> **Stated goal**: Extract all data as written.

> **The records**:
+-------+

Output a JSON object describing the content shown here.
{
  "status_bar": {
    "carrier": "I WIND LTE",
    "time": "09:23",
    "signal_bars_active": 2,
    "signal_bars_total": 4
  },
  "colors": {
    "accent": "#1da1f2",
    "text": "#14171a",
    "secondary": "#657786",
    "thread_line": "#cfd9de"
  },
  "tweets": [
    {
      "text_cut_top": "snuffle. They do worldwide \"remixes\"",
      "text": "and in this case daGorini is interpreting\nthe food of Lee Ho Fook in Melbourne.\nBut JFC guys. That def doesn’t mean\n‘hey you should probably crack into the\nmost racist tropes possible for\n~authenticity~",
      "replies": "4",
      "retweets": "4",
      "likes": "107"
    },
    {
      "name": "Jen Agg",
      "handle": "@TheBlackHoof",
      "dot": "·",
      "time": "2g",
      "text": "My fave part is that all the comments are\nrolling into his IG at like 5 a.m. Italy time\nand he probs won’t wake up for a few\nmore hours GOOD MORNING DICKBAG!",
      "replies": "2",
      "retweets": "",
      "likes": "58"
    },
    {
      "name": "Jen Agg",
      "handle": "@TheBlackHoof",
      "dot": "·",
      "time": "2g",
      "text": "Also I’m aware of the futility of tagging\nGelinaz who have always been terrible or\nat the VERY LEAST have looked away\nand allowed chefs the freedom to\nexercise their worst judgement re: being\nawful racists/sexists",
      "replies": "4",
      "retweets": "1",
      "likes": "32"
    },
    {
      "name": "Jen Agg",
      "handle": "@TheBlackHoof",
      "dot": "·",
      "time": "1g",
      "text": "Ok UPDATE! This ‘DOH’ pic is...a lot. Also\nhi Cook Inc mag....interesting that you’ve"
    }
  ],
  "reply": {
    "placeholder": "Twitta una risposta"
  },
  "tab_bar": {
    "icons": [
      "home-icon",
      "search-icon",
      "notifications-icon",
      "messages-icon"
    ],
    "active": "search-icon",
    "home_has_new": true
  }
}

+-------+

> **Solution for this problem**:
Output a JSON object describing the content shown here.
{
  "status_bar": {
    "carrier": "I WIND LTE",
    "time": "09:23",
    "signal_bars_active": 2,
    "signal_bars_total": 4
  },
  "colors": {
    "accent": "#1da1f2",
    "text": "#14171a",
    "secondary": "#657786",
    "thread_line": "#cfd9de"
  },
  "tweets": [
    {
      "text_cut_top": "snuffle. They do worldwide \"remixes\"",
      "text": "and in this case daGorini is interpreting\nthe food of Lee Ho Fook in Melbourne.\nBut JFC guys. That def doesn’t mean\n‘hey you should probably crack into the\nmost racist tropes possible for\n~authenticity~",
      "replies": "4",
      "retweets": "4",
      "likes": "107"
    },
    {
      "name": "Jen Agg",
      "handle": "@TheBlackHoof",
      "dot": "·",
      "time": "2g",
      "text": "My fave part is that all the comments are\nrolling into his IG at like 5 a.m. Italy time\nand he probs won’t wake up for a few\nmore hours GOOD MORNING DICKBAG!",
      "replies": "2",
      "retweets": "",
      "likes": "58"
    },
    {
      "name": "Jen Agg",
      "handle": "@TheBlackHoof",
      "dot": "·",
      "time": "2g",
      "text": "Also I’m aware of the futility of tagging\nGelinaz who have always been terrible or\nat the VERY LEAST have looked away\nand allowed chefs the freedom to\nexercise their worst judgement re: being\nawful racists/sexists",
      "replies": "4",
      "retweets": "1",
      "likes": "32"
    },
    {
      "name": "Jen Agg",
      "handle": "@TheBlackHoof",
      "dot": "·",
      "time": "1g",
      "text": "Ok UPDATE! This ‘DOH’ pic is...a lot. Also\nhi Cook Inc mag....interesting that you’ve"
    }
  ],
  "reply": {
    "placeholder": "Twitta una risposta"
  },
  "tab_bar": {
    "icons": [
      "home-icon",
      "search-icon",
      "notifications-icon",
      "messages-icon"
    ],
    "active": "search-icon",
    "home_has_new": true
  }
}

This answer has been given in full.